**YOUR GOAL**. Reproduce every record below exactly as written, but leave out any pictures.

**DATASET EXCERPTS**.
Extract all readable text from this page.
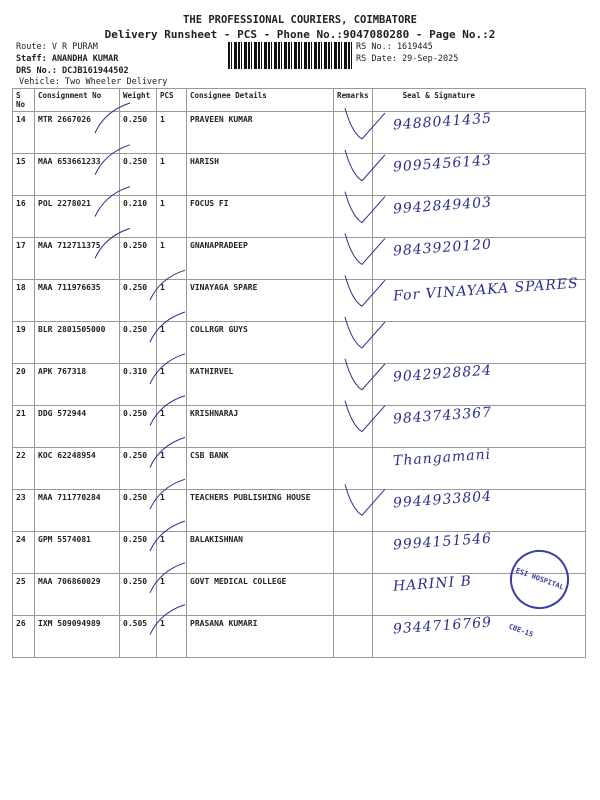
THE PROFESSIONAL COURIERS, COIMBATORE
Delivery Runsheet - PCS - Phone No.:9047080280 - Page No.:2
Route: V R PURAM
Staff: ANANDHA KUMAR
DRS No.: DCJB161944502
Vehicle: Two Wheeler Delivery
RS No.: 1619445
RS Date: 29-Sep-2025
S No	Consignment No	Weight	PCS	Consignee Details	Remarks	Seal & Signature
14	MTR 2667026	0.250	1	PRAVEEN KUMAR		9488041435

15	MAA 653661233	0.250	1	HARISH		9095456143

16	POL 2278021	0.210	1	FOCUS FI		9942849403

17	MAA 712711375	0.250	1	GNANAPRADEEP		9843920120

18	MAA 711976635	0.250	1	VINAYAGA SPARE		For VINAYAKA SPARES

19	BLR 2801505000	0.250	1	COLLRGR GUYS		

20	APK 767318	0.310	1	KATHIRVEL		9042928824

21	DDG 572944	0.250	1	KRISHNARAJ		9843743367

22	KOC 62248954	0.250	1	CSB BANK		Thangamani

23	MAA 711770284	0.250	1	TEACHERS PUBLISHING HOUSE		9944933804

24	GPM 5574081	0.250	1	BALAKISHNAN		9994151546

25	MAA 706860029	0.250	1	GOVT MEDICAL COLLEGE		HARINI B

26	IXM 509094989	0.505	1	PRASANA KUMARI		9344716769
ESI HOSPITAL CBE-15
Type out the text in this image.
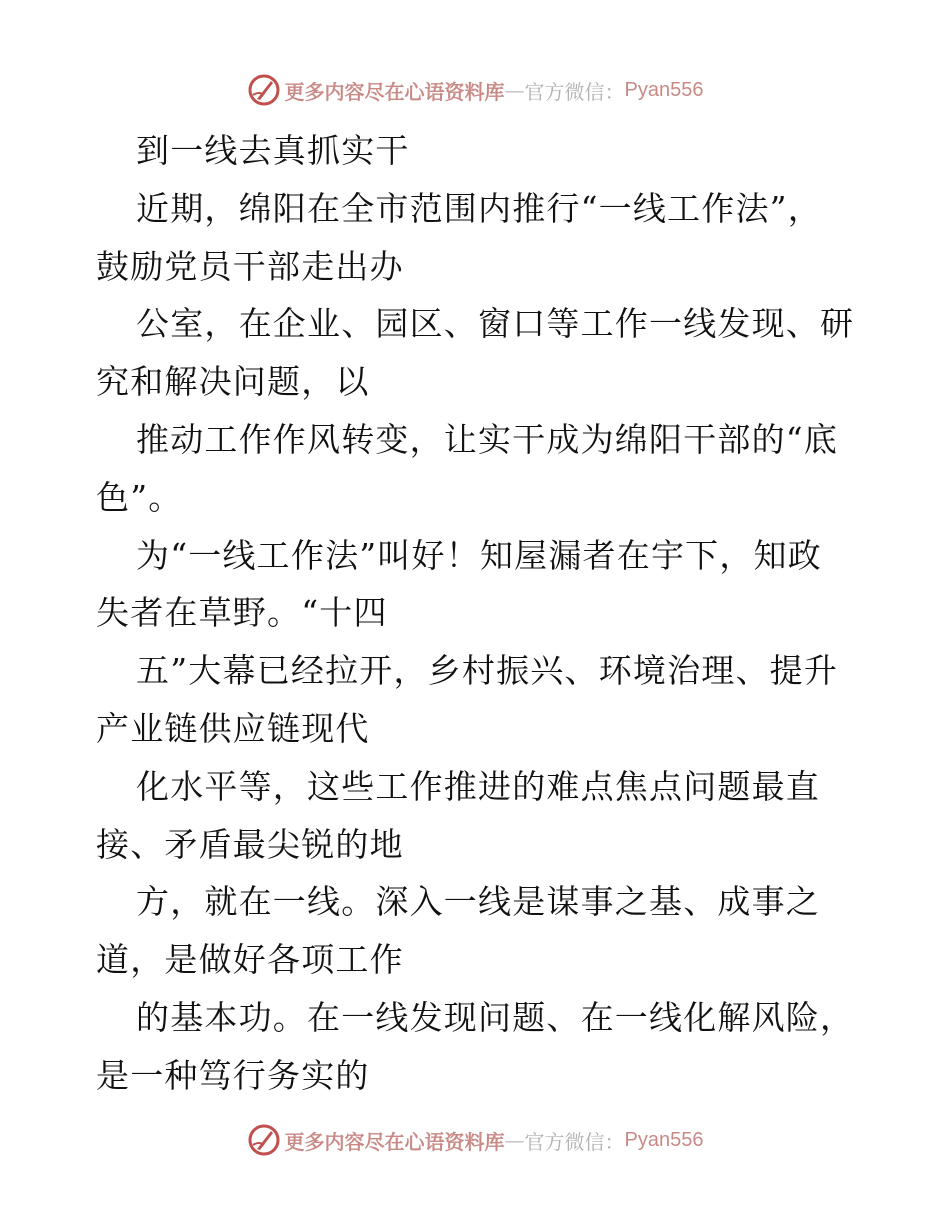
更多内容尽在心语资料库 — 官方微信： Pyan556
到一线去真抓实干
近期，绵阳在全市范围内推行“一线工作法”，
鼓励党员干部走出办
公室，在企业、园区、窗口等工作一线发现、研
究和解决问题，以
推动工作作风转变，让实干成为绵阳干部的“底
色”。
为“一线工作法”叫好！知屋漏者在宇下，知政
失者在草野。“十四
五”大幕已经拉开，乡村振兴、环境治理、提升
产业链供应链现代
化水平等，这些工作推进的难点焦点问题最直
接、矛盾最尖锐的地
方，就在一线。深入一线是谋事之基、成事之
道，是做好各项工作
的基本功。在一线发现问题、在一线化解风险，
是一种笃行务实的
更多内容尽在心语资料库 — 官方微信： Pyan556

**EXPECTED ANSWER**.
Extract all readable text from this page.
THE PROFESSIONAL COURIERS, COIMBATORE
Delivery Runsheet - PCS - Phone No.:9047080280 - Page No.:2
Route: V R PURAM
Staff: ANANDHA KUMAR
DRS No.: DCJB161944502
Vehicle: Two Wheeler Delivery
RS No.: 1619445
RS Date: 29-Sep-2025
S No	Consignment No	Weight	PCS	Consignee Details	Remarks	Seal & Signature
14	MTR 2667026	0.250	1	PRAVEEN KUMAR		9488041435

15	MAA 653661233	0.250	1	HARISH		9095456143

16	POL 2278021	0.210	1	FOCUS FI		9942849403

17	MAA 712711375	0.250	1	GNANAPRADEEP		9843920120

18	MAA 711976635	0.250	1	VINAYAGA SPARE		For VINAYAKA SPARES

19	BLR 2801505000	0.250	1	COLLRGR GUYS		

20	APK 767318	0.310	1	KATHIRVEL		9042928824

21	DDG 572944	0.250	1	KRISHNARAJ		9843743367

22	KOC 62248954	0.250	1	CSB BANK		Thangamani

23	MAA 711770284	0.250	1	TEACHERS PUBLISHING HOUSE		9944933804

24	GPM 5574081	0.250	1	BALAKISHNAN		9994151546

25	MAA 706860029	0.250	1	GOVT MEDICAL COLLEGE		HARINI B

26	IXM 509094989	0.505	1	PRASANA KUMARI		9344716769
ESI HOSPITAL CBE-15
Type out the text in this image.
更多内容尽在心语资料库 — 官方微信： Pyan556
到一线去真抓实干
近期，绵阳在全市范围内推行“一线工作法”，
鼓励党员干部走出办
公室，在企业、园区、窗口等工作一线发现、研
究和解决问题，以
推动工作作风转变，让实干成为绵阳干部的“底
色”。
为“一线工作法”叫好！知屋漏者在宇下，知政
失者在草野。“十四
五”大幕已经拉开，乡村振兴、环境治理、提升
产业链供应链现代
化水平等，这些工作推进的难点焦点问题最直
接、矛盾最尖锐的地
方，就在一线。深入一线是谋事之基、成事之
道，是做好各项工作
的基本功。在一线发现问题、在一线化解风险，
是一种笃行务实的
更多内容尽在心语资料库 — 官方微信： Pyan556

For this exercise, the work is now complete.